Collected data

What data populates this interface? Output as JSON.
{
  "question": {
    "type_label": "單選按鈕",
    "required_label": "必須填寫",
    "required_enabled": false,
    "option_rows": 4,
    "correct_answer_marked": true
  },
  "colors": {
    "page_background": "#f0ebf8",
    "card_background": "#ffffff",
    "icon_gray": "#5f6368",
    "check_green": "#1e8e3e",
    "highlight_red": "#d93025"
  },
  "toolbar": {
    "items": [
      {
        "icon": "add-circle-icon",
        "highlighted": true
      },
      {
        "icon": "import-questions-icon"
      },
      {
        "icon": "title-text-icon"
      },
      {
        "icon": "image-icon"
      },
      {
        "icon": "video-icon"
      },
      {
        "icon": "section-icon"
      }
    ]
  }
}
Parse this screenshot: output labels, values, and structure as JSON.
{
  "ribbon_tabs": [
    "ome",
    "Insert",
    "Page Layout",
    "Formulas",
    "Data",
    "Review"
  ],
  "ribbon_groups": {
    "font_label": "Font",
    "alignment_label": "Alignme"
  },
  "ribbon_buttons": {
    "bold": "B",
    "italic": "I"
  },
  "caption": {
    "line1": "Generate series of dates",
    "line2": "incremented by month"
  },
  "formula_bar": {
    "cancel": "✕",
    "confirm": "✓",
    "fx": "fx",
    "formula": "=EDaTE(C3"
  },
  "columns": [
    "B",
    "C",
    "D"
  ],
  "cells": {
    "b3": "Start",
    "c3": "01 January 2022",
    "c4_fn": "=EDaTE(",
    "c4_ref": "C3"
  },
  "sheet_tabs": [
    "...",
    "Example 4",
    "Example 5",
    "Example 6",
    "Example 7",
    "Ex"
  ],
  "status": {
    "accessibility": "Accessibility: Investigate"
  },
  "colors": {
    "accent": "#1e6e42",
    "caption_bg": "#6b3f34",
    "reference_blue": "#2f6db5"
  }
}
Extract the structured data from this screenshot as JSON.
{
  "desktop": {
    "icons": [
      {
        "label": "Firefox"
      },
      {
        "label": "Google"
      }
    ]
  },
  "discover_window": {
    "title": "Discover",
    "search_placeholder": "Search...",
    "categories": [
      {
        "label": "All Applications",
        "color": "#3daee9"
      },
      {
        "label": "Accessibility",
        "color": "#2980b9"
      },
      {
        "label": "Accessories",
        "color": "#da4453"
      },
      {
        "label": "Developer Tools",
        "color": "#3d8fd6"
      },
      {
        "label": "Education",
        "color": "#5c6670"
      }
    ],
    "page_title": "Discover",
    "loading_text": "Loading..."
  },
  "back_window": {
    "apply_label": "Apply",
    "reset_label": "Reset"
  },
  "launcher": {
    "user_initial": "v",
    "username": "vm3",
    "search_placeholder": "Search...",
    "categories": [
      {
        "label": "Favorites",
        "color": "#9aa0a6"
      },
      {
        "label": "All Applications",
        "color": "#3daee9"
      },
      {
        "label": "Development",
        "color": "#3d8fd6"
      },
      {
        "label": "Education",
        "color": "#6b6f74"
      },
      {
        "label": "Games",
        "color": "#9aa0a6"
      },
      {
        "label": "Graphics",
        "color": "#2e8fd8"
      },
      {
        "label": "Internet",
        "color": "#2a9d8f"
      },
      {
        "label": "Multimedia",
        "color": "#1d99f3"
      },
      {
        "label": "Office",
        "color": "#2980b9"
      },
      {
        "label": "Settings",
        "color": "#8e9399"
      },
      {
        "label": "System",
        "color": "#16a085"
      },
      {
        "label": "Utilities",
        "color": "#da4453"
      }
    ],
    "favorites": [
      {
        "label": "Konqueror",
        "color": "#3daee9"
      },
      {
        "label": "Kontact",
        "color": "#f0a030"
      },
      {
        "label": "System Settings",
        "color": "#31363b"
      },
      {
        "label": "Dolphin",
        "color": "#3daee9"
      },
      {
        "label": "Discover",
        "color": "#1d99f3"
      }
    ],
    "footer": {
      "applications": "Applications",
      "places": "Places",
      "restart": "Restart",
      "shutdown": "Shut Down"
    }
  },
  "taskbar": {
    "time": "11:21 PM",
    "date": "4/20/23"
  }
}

WORK TO BE COMPLETED
Reproduce each record shown above without altering a single word.

WRITTEN ANSWER
What data populates this interface? Output as JSON.
{
  "question": {
    "type_label": "單選按鈕",
    "required_label": "必須填寫",
    "required_enabled": false,
    "option_rows": 4,
    "correct_answer_marked": true
  },
  "colors": {
    "page_background": "#f0ebf8",
    "card_background": "#ffffff",
    "icon_gray": "#5f6368",
    "check_green": "#1e8e3e",
    "highlight_red": "#d93025"
  },
  "toolbar": {
    "items": [
      {
        "icon": "add-circle-icon",
        "highlighted": true
      },
      {
        "icon": "import-questions-icon"
      },
      {
        "icon": "title-text-icon"
      },
      {
        "icon": "image-icon"
      },
      {
        "icon": "video-icon"
      },
      {
        "icon": "section-icon"
      }
    ]
  }
}
Parse this screenshot: output labels, values, and structure as JSON.
{
  "ribbon_tabs": [
    "ome",
    "Insert",
    "Page Layout",
    "Formulas",
    "Data",
    "Review"
  ],
  "ribbon_groups": {
    "font_label": "Font",
    "alignment_label": "Alignme"
  },
  "ribbon_buttons": {
    "bold": "B",
    "italic": "I"
  },
  "caption": {
    "line1": "Generate series of dates",
    "line2": "incremented by month"
  },
  "formula_bar": {
    "cancel": "✕",
    "confirm": "✓",
    "fx": "fx",
    "formula": "=EDaTE(C3"
  },
  "columns": [
    "B",
    "C",
    "D"
  ],
  "cells": {
    "b3": "Start",
    "c3": "01 January 2022",
    "c4_fn": "=EDaTE(",
    "c4_ref": "C3"
  },
  "sheet_tabs": [
    "...",
    "Example 4",
    "Example 5",
    "Example 6",
    "Example 7",
    "Ex"
  ],
  "status": {
    "accessibility": "Accessibility: Investigate"
  },
  "colors": {
    "accent": "#1e6e42",
    "caption_bg": "#6b3f34",
    "reference_blue": "#2f6db5"
  }
}
Extract the structured data from this screenshot as JSON.
{
  "desktop": {
    "icons": [
      {
        "label": "Firefox"
      },
      {
        "label": "Google"
      }
    ]
  },
  "discover_window": {
    "title": "Discover",
    "search_placeholder": "Search...",
    "categories": [
      {
        "label": "All Applications",
        "color": "#3daee9"
      },
      {
        "label": "Accessibility",
        "color": "#2980b9"
      },
      {
        "label": "Accessories",
        "color": "#da4453"
      },
      {
        "label": "Developer Tools",
        "color": "#3d8fd6"
      },
      {
        "label": "Education",
        "color": "#5c6670"
      }
    ],
    "page_title": "Discover",
    "loading_text": "Loading..."
  },
  "back_window": {
    "apply_label": "Apply",
    "reset_label": "Reset"
  },
  "launcher": {
    "user_initial": "v",
    "username": "vm3",
    "search_placeholder": "Search...",
    "categories": [
      {
        "label": "Favorites",
        "color": "#9aa0a6"
      },
      {
        "label": "All Applications",
        "color": "#3daee9"
      },
      {
        "label": "Development",
        "color": "#3d8fd6"
      },
      {
        "label": "Education",
        "color": "#6b6f74"
      },
      {
        "label": "Games",
        "color": "#9aa0a6"
      },
      {
        "label": "Graphics",
        "color": "#2e8fd8"
      },
      {
        "label": "Internet",
        "color": "#2a9d8f"
      },
      {
        "label": "Multimedia",
        "color": "#1d99f3"
      },
      {
        "label": "Office",
        "color": "#2980b9"
      },
      {
        "label": "Settings",
        "color": "#8e9399"
      },
      {
        "label": "System",
        "color": "#16a085"
      },
      {
        "label": "Utilities",
        "color": "#da4453"
      }
    ],
    "favorites": [
      {
        "label": "Konqueror",
        "color": "#3daee9"
      },
      {
        "label": "Kontact",
        "color": "#f0a030"
      },
      {
        "label": "System Settings",
        "color": "#31363b"
      },
      {
        "label": "Dolphin",
        "color": "#3daee9"
      },
      {
        "label": "Discover",
        "color": "#1d99f3"
      }
    ],
    "footer": {
      "applications": "Applications",
      "places": "Places",
      "restart": "Restart",
      "shutdown": "Shut Down"
    }
  },
  "taskbar": {
    "time": "11:21 PM",
    "date": "4/20/23"
  }
}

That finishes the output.